### Instructions to follow
Would you restate all the data that follows, word for word?
** Start of Record extracts **
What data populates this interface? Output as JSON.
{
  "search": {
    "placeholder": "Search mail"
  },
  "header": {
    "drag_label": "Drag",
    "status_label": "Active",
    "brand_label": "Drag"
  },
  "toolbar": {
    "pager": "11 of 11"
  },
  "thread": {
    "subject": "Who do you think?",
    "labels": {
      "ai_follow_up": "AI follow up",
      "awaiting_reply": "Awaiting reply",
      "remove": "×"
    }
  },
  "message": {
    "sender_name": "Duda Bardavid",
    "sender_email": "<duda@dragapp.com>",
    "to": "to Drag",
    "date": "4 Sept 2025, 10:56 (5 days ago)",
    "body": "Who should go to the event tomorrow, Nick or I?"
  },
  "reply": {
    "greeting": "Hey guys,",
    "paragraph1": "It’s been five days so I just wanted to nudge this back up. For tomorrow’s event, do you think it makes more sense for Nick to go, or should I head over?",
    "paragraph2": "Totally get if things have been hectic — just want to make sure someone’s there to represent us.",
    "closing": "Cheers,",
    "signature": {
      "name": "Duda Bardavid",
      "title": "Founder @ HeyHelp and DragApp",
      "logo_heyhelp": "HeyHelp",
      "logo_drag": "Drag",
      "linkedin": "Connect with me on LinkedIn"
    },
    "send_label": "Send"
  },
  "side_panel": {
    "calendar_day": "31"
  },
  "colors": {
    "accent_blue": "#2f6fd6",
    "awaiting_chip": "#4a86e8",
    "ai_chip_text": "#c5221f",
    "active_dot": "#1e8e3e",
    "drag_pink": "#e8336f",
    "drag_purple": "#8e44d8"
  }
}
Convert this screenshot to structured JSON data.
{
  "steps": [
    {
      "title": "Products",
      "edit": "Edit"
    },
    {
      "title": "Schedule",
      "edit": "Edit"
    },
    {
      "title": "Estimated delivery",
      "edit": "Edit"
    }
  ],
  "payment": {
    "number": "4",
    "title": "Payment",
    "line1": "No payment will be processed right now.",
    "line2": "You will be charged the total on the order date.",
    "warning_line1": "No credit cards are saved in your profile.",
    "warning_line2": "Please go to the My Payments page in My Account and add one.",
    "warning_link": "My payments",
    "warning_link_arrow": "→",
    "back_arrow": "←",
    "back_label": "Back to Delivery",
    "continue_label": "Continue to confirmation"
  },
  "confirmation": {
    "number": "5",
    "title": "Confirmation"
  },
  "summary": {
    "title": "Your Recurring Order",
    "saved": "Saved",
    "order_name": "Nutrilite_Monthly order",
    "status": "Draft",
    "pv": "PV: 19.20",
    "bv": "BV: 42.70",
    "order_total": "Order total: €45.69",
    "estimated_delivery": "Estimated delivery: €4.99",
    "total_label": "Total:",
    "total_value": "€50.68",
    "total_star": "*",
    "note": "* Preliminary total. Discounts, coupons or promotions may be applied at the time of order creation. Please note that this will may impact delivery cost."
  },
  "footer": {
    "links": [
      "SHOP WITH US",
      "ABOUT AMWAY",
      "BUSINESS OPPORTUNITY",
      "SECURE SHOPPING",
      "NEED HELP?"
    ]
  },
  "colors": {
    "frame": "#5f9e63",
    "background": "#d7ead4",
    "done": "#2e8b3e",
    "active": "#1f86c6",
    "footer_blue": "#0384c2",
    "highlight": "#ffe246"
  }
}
** End of Record extracts **
### Worked solution
What data populates this interface? Output as JSON.
{
  "search": {
    "placeholder": "Search mail"
  },
  "header": {
    "drag_label": "Drag",
    "status_label": "Active",
    "brand_label": "Drag"
  },
  "toolbar": {
    "pager": "11 of 11"
  },
  "thread": {
    "subject": "Who do you think?",
    "labels": {
      "ai_follow_up": "AI follow up",
      "awaiting_reply": "Awaiting reply",
      "remove": "×"
    }
  },
  "message": {
    "sender_name": "Duda Bardavid",
    "sender_email": "<duda@dragapp.com>",
    "to": "to Drag",
    "date": "4 Sept 2025, 10:56 (5 days ago)",
    "body": "Who should go to the event tomorrow, Nick or I?"
  },
  "reply": {
    "greeting": "Hey guys,",
    "paragraph1": "It’s been five days so I just wanted to nudge this back up. For tomorrow’s event, do you think it makes more sense for Nick to go, or should I head over?",
    "paragraph2": "Totally get if things have been hectic — just want to make sure someone’s there to represent us.",
    "closing": "Cheers,",
    "signature": {
      "name": "Duda Bardavid",
      "title": "Founder @ HeyHelp and DragApp",
      "logo_heyhelp": "HeyHelp",
      "logo_drag": "Drag",
      "linkedin": "Connect with me on LinkedIn"
    },
    "send_label": "Send"
  },
  "side_panel": {
    "calendar_day": "31"
  },
  "colors": {
    "accent_blue": "#2f6fd6",
    "awaiting_chip": "#4a86e8",
    "ai_chip_text": "#c5221f",
    "active_dot": "#1e8e3e",
    "drag_pink": "#e8336f",
    "drag_purple": "#8e44d8"
  }
}
Convert this screenshot to structured JSON data.
{
  "steps": [
    {
      "title": "Products",
      "edit": "Edit"
    },
    {
      "title": "Schedule",
      "edit": "Edit"
    },
    {
      "title": "Estimated delivery",
      "edit": "Edit"
    }
  ],
  "payment": {
    "number": "4",
    "title": "Payment",
    "line1": "No payment will be processed right now.",
    "line2": "You will be charged the total on the order date.",
    "warning_line1": "No credit cards are saved in your profile.",
    "warning_line2": "Please go to the My Payments page in My Account and add one.",
    "warning_link": "My payments",
    "warning_link_arrow": "→",
    "back_arrow": "←",
    "back_label": "Back to Delivery",
    "continue_label": "Continue to confirmation"
  },
  "confirmation": {
    "number": "5",
    "title": "Confirmation"
  },
  "summary": {
    "title": "Your Recurring Order",
    "saved": "Saved",
    "order_name": "Nutrilite_Monthly order",
    "status": "Draft",
    "pv": "PV: 19.20",
    "bv": "BV: 42.70",
    "order_total": "Order total: €45.69",
    "estimated_delivery": "Estimated delivery: €4.99",
    "total_label": "Total:",
    "total_value": "€50.68",
    "total_star": "*",
    "note": "* Preliminary total. Discounts, coupons or promotions may be applied at the time of order creation. Please note that this will may impact delivery cost."
  },
  "footer": {
    "links": [
      "SHOP WITH US",
      "ABOUT AMWAY",
      "BUSINESS OPPORTUNITY",
      "SECURE SHOPPING",
      "NEED HELP?"
    ]
  },
  "colors": {
    "frame": "#5f9e63",
    "background": "#d7ead4",
    "done": "#2e8b3e",
    "active": "#1f86c6",
    "footer_blue": "#0384c2",
    "highlight": "#ffe246"
  }
}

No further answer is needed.